- [EXERCISE REQUIREMENTS]:
Copy all of the material exactly. Pictures are not to appear in the copy.

- [Extracted data entries]:
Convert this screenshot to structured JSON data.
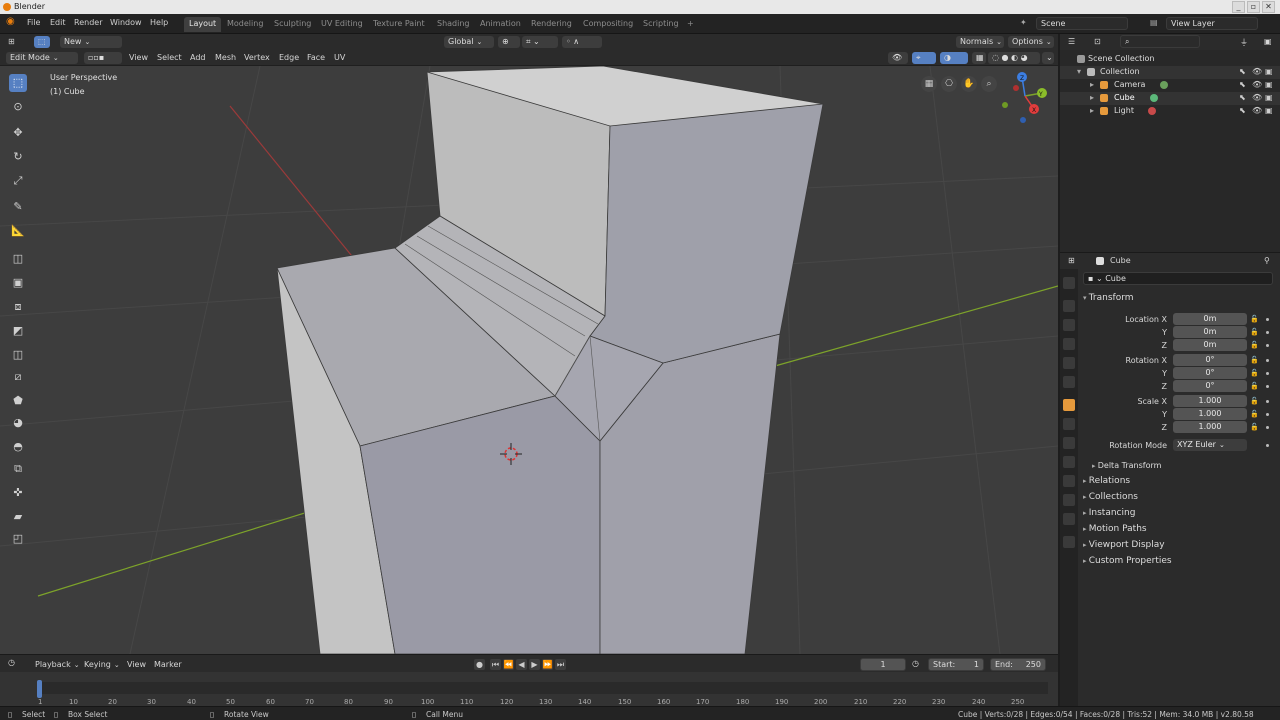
{
  "title": "Blender",
  "menu": [
    "File",
    "Edit",
    "Render",
    "Window",
    "Help"
  ],
  "workspaces": [
    "Layout",
    "Modeling",
    "Sculpting",
    "UV Editing",
    "Texture Paint",
    "Shading",
    "Animation",
    "Rendering",
    "Compositing",
    "Scripting"
  ],
  "add_tab": "+",
  "scene": "Scene",
  "view_layer": "View Layer",
  "header1": {
    "new_label": "New",
    "orientation": "Global",
    "normals": "Normals",
    "options": "Options"
  },
  "header2": {
    "mode": "Edit Mode",
    "menus": [
      "View",
      "Select",
      "Add",
      "Mesh",
      "Vertex",
      "Edge",
      "Face",
      "UV"
    ]
  },
  "viewport": {
    "perspective": "User Perspective",
    "object": "(1) Cube",
    "gizmo": {
      "x": "X",
      "y": "Y",
      "z": "Z"
    }
  },
  "outliner": {
    "root": "Scene Collection",
    "collection": "Collection",
    "items": [
      "Camera",
      "Cube",
      "Light"
    ]
  },
  "properties": {
    "header_object": "Cube",
    "name_field": "Cube",
    "transform_title": "Transform",
    "location_label": "Location X",
    "rotation_label": "Rotation X",
    "scale_label": "Scale X",
    "y_label": "Y",
    "z_label": "Z",
    "location": [
      "0m",
      "0m",
      "0m"
    ],
    "rotation": [
      "0°",
      "0°",
      "0°"
    ],
    "scale": [
      "1.000",
      "1.000",
      "1.000"
    ],
    "rotation_mode_label": "Rotation Mode",
    "rotation_mode": "XYZ Euler",
    "delta_transform": "Delta Transform",
    "panels": [
      "Relations",
      "Collections",
      "Instancing",
      "Motion Paths",
      "Viewport Display",
      "Custom Properties"
    ]
  },
  "timeline": {
    "menus": [
      "Playback",
      "Keying",
      "View",
      "Marker"
    ],
    "current_frame": "1",
    "start_label": "Start:",
    "start": "1",
    "end_label": "End:",
    "end": "250",
    "ticks": [
      "1",
      "10",
      "20",
      "30",
      "40",
      "50",
      "60",
      "70",
      "80",
      "90",
      "100",
      "110",
      "120",
      "130",
      "140",
      "150",
      "160",
      "170",
      "180",
      "190",
      "200",
      "210",
      "220",
      "230",
      "240",
      "250"
    ]
  },
  "statusbar": {
    "select": "Select",
    "box_select": "Box Select",
    "rotate_view": "Rotate View",
    "call_menu": "Call Menu",
    "stats": "Cube | Verts:0/28 | Edges:0/54 | Faces:0/28 | Tris:52 | Mem: 34.0 MB | v2.80.58"
  },
  "colors": {
    "accent": "#5680c2",
    "x_axis": "#e23c3c",
    "y_axis": "#8bbd2a",
    "z_axis": "#3c7ee2"
  }
}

- [REPLY]:
Convert this screenshot to structured JSON data.
{
  "title": "Blender",
  "menu": [
    "File",
    "Edit",
    "Render",
    "Window",
    "Help"
  ],
  "workspaces": [
    "Layout",
    "Modeling",
    "Sculpting",
    "UV Editing",
    "Texture Paint",
    "Shading",
    "Animation",
    "Rendering",
    "Compositing",
    "Scripting"
  ],
  "add_tab": "+",
  "scene": "Scene",
  "view_layer": "View Layer",
  "header1": {
    "new_label": "New",
    "orientation": "Global",
    "normals": "Normals",
    "options": "Options"
  },
  "header2": {
    "mode": "Edit Mode",
    "menus": [
      "View",
      "Select",
      "Add",
      "Mesh",
      "Vertex",
      "Edge",
      "Face",
      "UV"
    ]
  },
  "viewport": {
    "perspective": "User Perspective",
    "object": "(1) Cube",
    "gizmo": {
      "x": "X",
      "y": "Y",
      "z": "Z"
    }
  },
  "outliner": {
    "root": "Scene Collection",
    "collection": "Collection",
    "items": [
      "Camera",
      "Cube",
      "Light"
    ]
  },
  "properties": {
    "header_object": "Cube",
    "name_field": "Cube",
    "transform_title": "Transform",
    "location_label": "Location X",
    "rotation_label": "Rotation X",
    "scale_label": "Scale X",
    "y_label": "Y",
    "z_label": "Z",
    "location": [
      "0m",
      "0m",
      "0m"
    ],
    "rotation": [
      "0°",
      "0°",
      "0°"
    ],
    "scale": [
      "1.000",
      "1.000",
      "1.000"
    ],
    "rotation_mode_label": "Rotation Mode",
    "rotation_mode": "XYZ Euler",
    "delta_transform": "Delta Transform",
    "panels": [
      "Relations",
      "Collections",
      "Instancing",
      "Motion Paths",
      "Viewport Display",
      "Custom Properties"
    ]
  },
  "timeline": {
    "menus": [
      "Playback",
      "Keying",
      "View",
      "Marker"
    ],
    "current_frame": "1",
    "start_label": "Start:",
    "start": "1",
    "end_label": "End:",
    "end": "250",
    "ticks": [
      "1",
      "10",
      "20",
      "30",
      "40",
      "50",
      "60",
      "70",
      "80",
      "90",
      "100",
      "110",
      "120",
      "130",
      "140",
      "150",
      "160",
      "170",
      "180",
      "190",
      "200",
      "210",
      "220",
      "230",
      "240",
      "250"
    ]
  },
  "statusbar": {
    "select": "Select",
    "box_select": "Box Select",
    "rotate_view": "Rotate View",
    "call_menu": "Call Menu",
    "stats": "Cube | Verts:0/28 | Edges:0/54 | Faces:0/28 | Tris:52 | Mem: 34.0 MB | v2.80.58"
  },
  "colors": {
    "accent": "#5680c2",
    "x_axis": "#e23c3c",
    "y_axis": "#8bbd2a",
    "z_axis": "#3c7ee2"
  }
}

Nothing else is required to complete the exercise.